Repeat the records below exactly.

+++ Dataset extract +++

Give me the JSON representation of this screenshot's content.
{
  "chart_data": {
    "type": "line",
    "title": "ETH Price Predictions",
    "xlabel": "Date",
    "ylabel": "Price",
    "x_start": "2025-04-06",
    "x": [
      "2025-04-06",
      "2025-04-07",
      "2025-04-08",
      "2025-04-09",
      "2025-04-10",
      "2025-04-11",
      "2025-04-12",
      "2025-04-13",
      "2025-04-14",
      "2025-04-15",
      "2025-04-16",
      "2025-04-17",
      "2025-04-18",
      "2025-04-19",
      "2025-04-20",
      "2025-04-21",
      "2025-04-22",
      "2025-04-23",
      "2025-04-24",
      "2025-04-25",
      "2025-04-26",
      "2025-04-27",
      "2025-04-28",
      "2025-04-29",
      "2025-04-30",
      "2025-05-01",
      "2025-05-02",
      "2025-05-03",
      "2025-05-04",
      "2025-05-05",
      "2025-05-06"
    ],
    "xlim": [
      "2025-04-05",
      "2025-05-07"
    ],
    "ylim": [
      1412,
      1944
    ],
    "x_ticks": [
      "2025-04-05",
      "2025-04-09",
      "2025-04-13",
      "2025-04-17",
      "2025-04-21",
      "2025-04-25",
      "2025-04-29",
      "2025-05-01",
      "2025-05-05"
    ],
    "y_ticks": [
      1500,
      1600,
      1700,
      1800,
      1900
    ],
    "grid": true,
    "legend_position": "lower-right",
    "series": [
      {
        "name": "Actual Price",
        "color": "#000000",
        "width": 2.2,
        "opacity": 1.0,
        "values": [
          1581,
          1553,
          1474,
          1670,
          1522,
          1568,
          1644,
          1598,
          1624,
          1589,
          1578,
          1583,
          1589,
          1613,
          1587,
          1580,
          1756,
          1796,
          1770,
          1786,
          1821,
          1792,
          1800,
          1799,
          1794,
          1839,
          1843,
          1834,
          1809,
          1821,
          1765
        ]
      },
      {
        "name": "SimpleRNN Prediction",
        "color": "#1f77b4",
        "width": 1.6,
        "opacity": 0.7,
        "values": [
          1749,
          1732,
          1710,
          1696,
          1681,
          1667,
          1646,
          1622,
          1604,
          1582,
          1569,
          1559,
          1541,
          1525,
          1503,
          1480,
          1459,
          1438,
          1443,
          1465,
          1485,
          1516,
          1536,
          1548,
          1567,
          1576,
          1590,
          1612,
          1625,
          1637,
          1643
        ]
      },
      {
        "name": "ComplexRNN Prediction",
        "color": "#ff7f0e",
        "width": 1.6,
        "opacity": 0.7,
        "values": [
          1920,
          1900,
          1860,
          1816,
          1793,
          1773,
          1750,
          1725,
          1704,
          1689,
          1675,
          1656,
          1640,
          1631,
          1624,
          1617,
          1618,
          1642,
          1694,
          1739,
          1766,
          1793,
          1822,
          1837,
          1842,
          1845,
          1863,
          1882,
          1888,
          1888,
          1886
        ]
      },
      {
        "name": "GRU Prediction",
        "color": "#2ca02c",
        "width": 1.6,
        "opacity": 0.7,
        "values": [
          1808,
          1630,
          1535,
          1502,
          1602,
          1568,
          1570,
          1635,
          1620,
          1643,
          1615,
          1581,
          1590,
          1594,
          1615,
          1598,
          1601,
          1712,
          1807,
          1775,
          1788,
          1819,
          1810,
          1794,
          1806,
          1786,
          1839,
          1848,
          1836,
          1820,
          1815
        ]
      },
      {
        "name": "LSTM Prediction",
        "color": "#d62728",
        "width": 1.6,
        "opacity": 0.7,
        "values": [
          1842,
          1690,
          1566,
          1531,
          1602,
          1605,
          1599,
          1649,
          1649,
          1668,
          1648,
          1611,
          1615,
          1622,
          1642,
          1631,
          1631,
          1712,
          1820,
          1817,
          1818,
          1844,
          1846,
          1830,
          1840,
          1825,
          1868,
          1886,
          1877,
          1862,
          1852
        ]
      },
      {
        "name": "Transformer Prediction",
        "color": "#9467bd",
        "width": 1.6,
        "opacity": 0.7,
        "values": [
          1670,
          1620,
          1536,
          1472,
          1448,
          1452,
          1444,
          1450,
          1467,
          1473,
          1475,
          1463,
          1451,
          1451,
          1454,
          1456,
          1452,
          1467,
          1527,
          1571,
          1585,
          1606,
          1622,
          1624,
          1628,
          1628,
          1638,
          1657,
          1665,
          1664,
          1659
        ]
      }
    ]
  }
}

+++

> **Task response**
Give me the JSON representation of this screenshot's content.
{
  "chart_data": {
    "type": "line",
    "title": "ETH Price Predictions",
    "xlabel": "Date",
    "ylabel": "Price",
    "x_start": "2025-04-06",
    "x": [
      "2025-04-06",
      "2025-04-07",
      "2025-04-08",
      "2025-04-09",
      "2025-04-10",
      "2025-04-11",
      "2025-04-12",
      "2025-04-13",
      "2025-04-14",
      "2025-04-15",
      "2025-04-16",
      "2025-04-17",
      "2025-04-18",
      "2025-04-19",
      "2025-04-20",
      "2025-04-21",
      "2025-04-22",
      "2025-04-23",
      "2025-04-24",
      "2025-04-25",
      "2025-04-26",
      "2025-04-27",
      "2025-04-28",
      "2025-04-29",
      "2025-04-30",
      "2025-05-01",
      "2025-05-02",
      "2025-05-03",
      "2025-05-04",
      "2025-05-05",
      "2025-05-06"
    ],
    "xlim": [
      "2025-04-05",
      "2025-05-07"
    ],
    "ylim": [
      1412,
      1944
    ],
    "x_ticks": [
      "2025-04-05",
      "2025-04-09",
      "2025-04-13",
      "2025-04-17",
      "2025-04-21",
      "2025-04-25",
      "2025-04-29",
      "2025-05-01",
      "2025-05-05"
    ],
    "y_ticks": [
      1500,
      1600,
      1700,
      1800,
      1900
    ],
    "grid": true,
    "legend_position": "lower-right",
    "series": [
      {
        "name": "Actual Price",
        "color": "#000000",
        "width": 2.2,
        "opacity": 1.0,
        "values": [
          1581,
          1553,
          1474,
          1670,
          1522,
          1568,
          1644,
          1598,
          1624,
          1589,
          1578,
          1583,
          1589,
          1613,
          1587,
          1580,
          1756,
          1796,
          1770,
          1786,
          1821,
          1792,
          1800,
          1799,
          1794,
          1839,
          1843,
          1834,
          1809,
          1821,
          1765
        ]
      },
      {
        "name": "SimpleRNN Prediction",
        "color": "#1f77b4",
        "width": 1.6,
        "opacity": 0.7,
        "values": [
          1749,
          1732,
          1710,
          1696,
          1681,
          1667,
          1646,
          1622,
          1604,
          1582,
          1569,
          1559,
          1541,
          1525,
          1503,
          1480,
          1459,
          1438,
          1443,
          1465,
          1485,
          1516,
          1536,
          1548,
          1567,
          1576,
          1590,
          1612,
          1625,
          1637,
          1643
        ]
      },
      {
        "name": "ComplexRNN Prediction",
        "color": "#ff7f0e",
        "width": 1.6,
        "opacity": 0.7,
        "values": [
          1920,
          1900,
          1860,
          1816,
          1793,
          1773,
          1750,
          1725,
          1704,
          1689,
          1675,
          1656,
          1640,
          1631,
          1624,
          1617,
          1618,
          1642,
          1694,
          1739,
          1766,
          1793,
          1822,
          1837,
          1842,
          1845,
          1863,
          1882,
          1888,
          1888,
          1886
        ]
      },
      {
        "name": "GRU Prediction",
        "color": "#2ca02c",
        "width": 1.6,
        "opacity": 0.7,
        "values": [
          1808,
          1630,
          1535,
          1502,
          1602,
          1568,
          1570,
          1635,
          1620,
          1643,
          1615,
          1581,
          1590,
          1594,
          1615,
          1598,
          1601,
          1712,
          1807,
          1775,
          1788,
          1819,
          1810,
          1794,
          1806,
          1786,
          1839,
          1848,
          1836,
          1820,
          1815
        ]
      },
      {
        "name": "LSTM Prediction",
        "color": "#d62728",
        "width": 1.6,
        "opacity": 0.7,
        "values": [
          1842,
          1690,
          1566,
          1531,
          1602,
          1605,
          1599,
          1649,
          1649,
          1668,
          1648,
          1611,
          1615,
          1622,
          1642,
          1631,
          1631,
          1712,
          1820,
          1817,
          1818,
          1844,
          1846,
          1830,
          1840,
          1825,
          1868,
          1886,
          1877,
          1862,
          1852
        ]
      },
      {
        "name": "Transformer Prediction",
        "color": "#9467bd",
        "width": 1.6,
        "opacity": 0.7,
        "values": [
          1670,
          1620,
          1536,
          1472,
          1448,
          1452,
          1444,
          1450,
          1467,
          1473,
          1475,
          1463,
          1451,
          1451,
          1454,
          1456,
          1452,
          1467,
          1527,
          1571,
          1585,
          1606,
          1622,
          1624,
          1628,
          1628,
          1638,
          1657,
          1665,
          1664,
          1659
        ]
      }
    ]
  }
}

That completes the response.